Written instruction:
Find each line with "Benvolio" and copy it.

Provided records:
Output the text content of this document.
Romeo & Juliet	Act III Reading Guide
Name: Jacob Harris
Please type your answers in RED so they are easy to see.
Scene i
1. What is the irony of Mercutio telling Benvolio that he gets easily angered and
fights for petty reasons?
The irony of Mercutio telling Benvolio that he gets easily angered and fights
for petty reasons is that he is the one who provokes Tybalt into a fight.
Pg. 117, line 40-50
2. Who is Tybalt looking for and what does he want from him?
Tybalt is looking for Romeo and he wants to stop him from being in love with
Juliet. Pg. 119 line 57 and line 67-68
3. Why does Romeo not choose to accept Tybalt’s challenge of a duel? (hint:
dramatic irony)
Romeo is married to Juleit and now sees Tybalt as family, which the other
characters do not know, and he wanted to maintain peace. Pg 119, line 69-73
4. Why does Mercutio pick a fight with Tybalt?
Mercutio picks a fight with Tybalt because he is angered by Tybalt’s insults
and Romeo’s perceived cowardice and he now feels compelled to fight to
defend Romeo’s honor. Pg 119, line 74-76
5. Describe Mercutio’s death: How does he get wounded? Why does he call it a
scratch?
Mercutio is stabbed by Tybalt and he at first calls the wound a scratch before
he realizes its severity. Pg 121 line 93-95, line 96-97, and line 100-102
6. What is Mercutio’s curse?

The response:
1. What is the irony of Mercutio telling Benvolio that he gets easily angered and
The irony of Mercutio telling Benvolio that he gets easily angered and fights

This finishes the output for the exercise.